§ **What the task requires**
Set down the material below word for word, excluding the pictures.

* START Information supplied *

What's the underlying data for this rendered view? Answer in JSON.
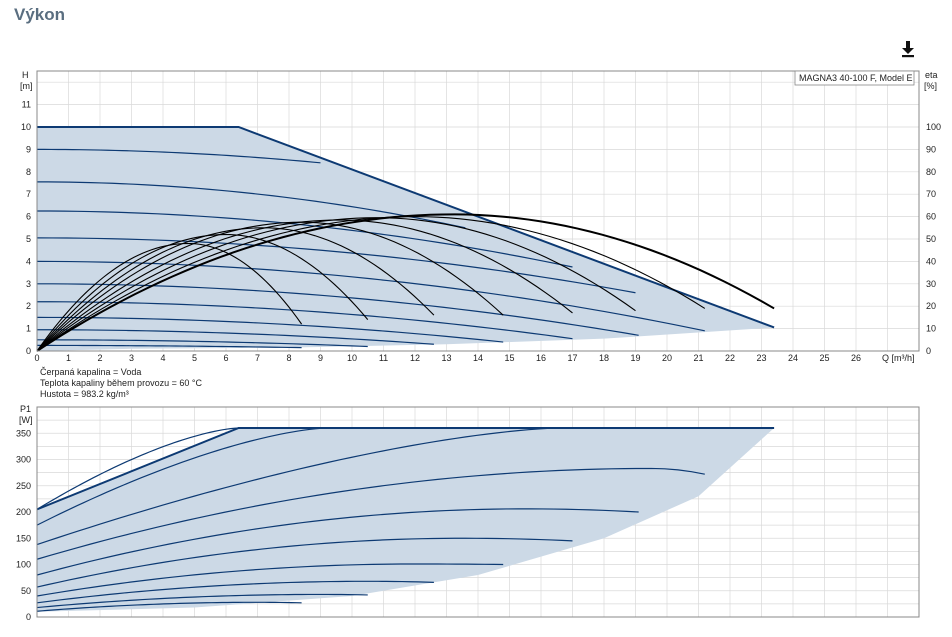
{
  "page": {
    "title": "Výkon"
  },
  "toolbar": {
    "download_icon": "download-icon"
  },
  "legend": {
    "label": "MAGNA3 40-100 F, Model E"
  },
  "fluid_notes": [
    "Čerpaná kapalina = Voda",
    "Teplota kapaliny během provozu = 60 °C",
    "Hustota = 983.2 kg/m³"
  ],
  "colors": {
    "area": "#ccd9e6",
    "curve": "#0d3a73",
    "eta": "#000000",
    "grid": "#d9d9d9"
  },
  "chart_data": [
    {
      "type": "line",
      "name": "head-chart",
      "ylabel_left": [
        "H",
        "[m]"
      ],
      "ylabel_right": [
        "eta",
        "[%]"
      ],
      "xlabel": "Q [m³/h]",
      "xlim": [
        0,
        28
      ],
      "ylim": [
        0,
        12.5
      ],
      "y2lim": [
        0,
        125
      ],
      "x_ticks": [
        0,
        1,
        2,
        3,
        4,
        5,
        6,
        7,
        8,
        9,
        10,
        11,
        12,
        13,
        14,
        15,
        16,
        17,
        18,
        19,
        20,
        21,
        22,
        23,
        24,
        25,
        26
      ],
      "y_ticks": [
        0,
        1,
        2,
        3,
        4,
        5,
        6,
        7,
        8,
        9,
        10,
        11
      ],
      "y2_ticks": [
        0,
        10,
        20,
        30,
        40,
        50,
        60,
        70,
        80,
        90,
        100
      ],
      "envelope": {
        "max_curve": [
          [
            0,
            10
          ],
          [
            6.4,
            10
          ],
          [
            23.4,
            1.05
          ]
        ],
        "min_curve": [
          [
            0,
            0
          ],
          [
            3,
            0.1
          ],
          [
            8,
            0.15
          ],
          [
            13,
            0.3
          ],
          [
            18,
            0.55
          ],
          [
            23.4,
            1.05
          ]
        ]
      },
      "pump_curves": [
        {
          "shut_off": 9.0,
          "end": [
            9.0,
            8.4
          ]
        },
        {
          "shut_off": 7.55,
          "end": [
            13.6,
            5.5
          ]
        },
        {
          "shut_off": 6.25,
          "end": [
            17.0,
            3.75
          ]
        },
        {
          "shut_off": 5.05,
          "end": [
            19.0,
            2.6
          ]
        },
        {
          "shut_off": 4.0,
          "end": [
            21.2,
            0.9
          ]
        },
        {
          "shut_off": 3.0,
          "end": [
            19.1,
            0.7
          ]
        },
        {
          "shut_off": 2.2,
          "end": [
            17.0,
            0.55
          ]
        },
        {
          "shut_off": 1.5,
          "end": [
            14.8,
            0.4
          ]
        },
        {
          "shut_off": 0.95,
          "end": [
            12.6,
            0.3
          ]
        },
        {
          "shut_off": 0.5,
          "end": [
            10.5,
            0.2
          ]
        },
        {
          "shut_off": 0.25,
          "end": [
            8.4,
            0.15
          ]
        }
      ],
      "eta_curves": [
        {
          "peak": [
            13.2,
            61
          ],
          "end": [
            23.4,
            19
          ]
        },
        {
          "peak": [
            12.0,
            60
          ],
          "end": [
            21.2,
            19
          ]
        },
        {
          "peak": [
            10.8,
            59.5
          ],
          "end": [
            19.0,
            18
          ]
        },
        {
          "peak": [
            9.6,
            58.5
          ],
          "end": [
            17.0,
            17
          ]
        },
        {
          "peak": [
            8.4,
            57.5
          ],
          "end": [
            14.8,
            16
          ]
        },
        {
          "peak": [
            7.2,
            55
          ],
          "end": [
            12.6,
            16
          ]
        },
        {
          "peak": [
            6.0,
            52
          ],
          "end": [
            10.5,
            14
          ]
        },
        {
          "peak": [
            4.8,
            48
          ],
          "end": [
            8.4,
            12
          ]
        }
      ]
    },
    {
      "type": "line",
      "name": "power-chart",
      "ylabel_left": [
        "P1",
        "[W]"
      ],
      "xlim": [
        0,
        28
      ],
      "ylim": [
        0,
        400
      ],
      "y_ticks": [
        0,
        50,
        100,
        150,
        200,
        250,
        300,
        350
      ],
      "envelope": {
        "max_curve": [
          [
            0,
            205
          ],
          [
            6.4,
            360
          ],
          [
            23.4,
            360
          ]
        ],
        "min_curve": [
          [
            0,
            10
          ],
          [
            5,
            18
          ],
          [
            10,
            40
          ],
          [
            14,
            80
          ],
          [
            18,
            150
          ],
          [
            21,
            230
          ],
          [
            23.4,
            360
          ]
        ]
      },
      "power_curves": [
        {
          "start": 205,
          "end": [
            6.4,
            360
          ]
        },
        {
          "start": 175,
          "end": [
            9.2,
            360
          ]
        },
        {
          "start": 138,
          "end": [
            16.6,
            360
          ]
        },
        {
          "start": 110,
          "end": [
            21.2,
            272
          ],
          "peak": [
            19.5,
            283
          ]
        },
        {
          "start": 80,
          "end": [
            19.1,
            200
          ],
          "peak": [
            15.5,
            206
          ]
        },
        {
          "start": 57,
          "end": [
            17.0,
            145
          ],
          "peak": [
            13.5,
            150
          ]
        },
        {
          "start": 40,
          "end": [
            14.8,
            100
          ],
          "peak": [
            12.0,
            101
          ]
        },
        {
          "start": 27,
          "end": [
            12.6,
            66
          ],
          "peak": [
            10.5,
            68
          ]
        },
        {
          "start": 18,
          "end": [
            10.5,
            42
          ],
          "peak": [
            9.0,
            43
          ]
        },
        {
          "start": 11,
          "end": [
            8.4,
            27
          ],
          "peak": [
            7.0,
            28
          ]
        }
      ]
    }
  ]
}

* END Information supplied *

§ **Answer below**
What's the underlying data for this rendered view? Answer in JSON.
{
  "page": {
    "title": "Výkon"
  },
  "toolbar": {
    "download_icon": "download-icon"
  },
  "legend": {
    "label": "MAGNA3 40-100 F, Model E"
  },
  "fluid_notes": [
    "Čerpaná kapalina = Voda",
    "Teplota kapaliny během provozu = 60 °C",
    "Hustota = 983.2 kg/m³"
  ],
  "colors": {
    "area": "#ccd9e6",
    "curve": "#0d3a73",
    "eta": "#000000",
    "grid": "#d9d9d9"
  },
  "chart_data": [
    {
      "type": "line",
      "name": "head-chart",
      "ylabel_left": [
        "H",
        "[m]"
      ],
      "ylabel_right": [
        "eta",
        "[%]"
      ],
      "xlabel": "Q [m³/h]",
      "xlim": [
        0,
        28
      ],
      "ylim": [
        0,
        12.5
      ],
      "y2lim": [
        0,
        125
      ],
      "x_ticks": [
        0,
        1,
        2,
        3,
        4,
        5,
        6,
        7,
        8,
        9,
        10,
        11,
        12,
        13,
        14,
        15,
        16,
        17,
        18,
        19,
        20,
        21,
        22,
        23,
        24,
        25,
        26
      ],
      "y_ticks": [
        0,
        1,
        2,
        3,
        4,
        5,
        6,
        7,
        8,
        9,
        10,
        11
      ],
      "y2_ticks": [
        0,
        10,
        20,
        30,
        40,
        50,
        60,
        70,
        80,
        90,
        100
      ],
      "envelope": {
        "max_curve": [
          [
            0,
            10
          ],
          [
            6.4,
            10
          ],
          [
            23.4,
            1.05
          ]
        ],
        "min_curve": [
          [
            0,
            0
          ],
          [
            3,
            0.1
          ],
          [
            8,
            0.15
          ],
          [
            13,
            0.3
          ],
          [
            18,
            0.55
          ],
          [
            23.4,
            1.05
          ]
        ]
      },
      "pump_curves": [
        {
          "shut_off": 9.0,
          "end": [
            9.0,
            8.4
          ]
        },
        {
          "shut_off": 7.55,
          "end": [
            13.6,
            5.5
          ]
        },
        {
          "shut_off": 6.25,
          "end": [
            17.0,
            3.75
          ]
        },
        {
          "shut_off": 5.05,
          "end": [
            19.0,
            2.6
          ]
        },
        {
          "shut_off": 4.0,
          "end": [
            21.2,
            0.9
          ]
        },
        {
          "shut_off": 3.0,
          "end": [
            19.1,
            0.7
          ]
        },
        {
          "shut_off": 2.2,
          "end": [
            17.0,
            0.55
          ]
        },
        {
          "shut_off": 1.5,
          "end": [
            14.8,
            0.4
          ]
        },
        {
          "shut_off": 0.95,
          "end": [
            12.6,
            0.3
          ]
        },
        {
          "shut_off": 0.5,
          "end": [
            10.5,
            0.2
          ]
        },
        {
          "shut_off": 0.25,
          "end": [
            8.4,
            0.15
          ]
        }
      ],
      "eta_curves": [
        {
          "peak": [
            13.2,
            61
          ],
          "end": [
            23.4,
            19
          ]
        },
        {
          "peak": [
            12.0,
            60
          ],
          "end": [
            21.2,
            19
          ]
        },
        {
          "peak": [
            10.8,
            59.5
          ],
          "end": [
            19.0,
            18
          ]
        },
        {
          "peak": [
            9.6,
            58.5
          ],
          "end": [
            17.0,
            17
          ]
        },
        {
          "peak": [
            8.4,
            57.5
          ],
          "end": [
            14.8,
            16
          ]
        },
        {
          "peak": [
            7.2,
            55
          ],
          "end": [
            12.6,
            16
          ]
        },
        {
          "peak": [
            6.0,
            52
          ],
          "end": [
            10.5,
            14
          ]
        },
        {
          "peak": [
            4.8,
            48
          ],
          "end": [
            8.4,
            12
          ]
        }
      ]
    },
    {
      "type": "line",
      "name": "power-chart",
      "ylabel_left": [
        "P1",
        "[W]"
      ],
      "xlim": [
        0,
        28
      ],
      "ylim": [
        0,
        400
      ],
      "y_ticks": [
        0,
        50,
        100,
        150,
        200,
        250,
        300,
        350
      ],
      "envelope": {
        "max_curve": [
          [
            0,
            205
          ],
          [
            6.4,
            360
          ],
          [
            23.4,
            360
          ]
        ],
        "min_curve": [
          [
            0,
            10
          ],
          [
            5,
            18
          ],
          [
            10,
            40
          ],
          [
            14,
            80
          ],
          [
            18,
            150
          ],
          [
            21,
            230
          ],
          [
            23.4,
            360
          ]
        ]
      },
      "power_curves": [
        {
          "start": 205,
          "end": [
            6.4,
            360
          ]
        },
        {
          "start": 175,
          "end": [
            9.2,
            360
          ]
        },
        {
          "start": 138,
          "end": [
            16.6,
            360
          ]
        },
        {
          "start": 110,
          "end": [
            21.2,
            272
          ],
          "peak": [
            19.5,
            283
          ]
        },
        {
          "start": 80,
          "end": [
            19.1,
            200
          ],
          "peak": [
            15.5,
            206
          ]
        },
        {
          "start": 57,
          "end": [
            17.0,
            145
          ],
          "peak": [
            13.5,
            150
          ]
        },
        {
          "start": 40,
          "end": [
            14.8,
            100
          ],
          "peak": [
            12.0,
            101
          ]
        },
        {
          "start": 27,
          "end": [
            12.6,
            66
          ],
          "peak": [
            10.5,
            68
          ]
        },
        {
          "start": 18,
          "end": [
            10.5,
            42
          ],
          "peak": [
            9.0,
            43
          ]
        },
        {
          "start": 11,
          "end": [
            8.4,
            27
          ],
          "peak": [
            7.0,
            28
          ]
        }
      ]
    }
  ]
}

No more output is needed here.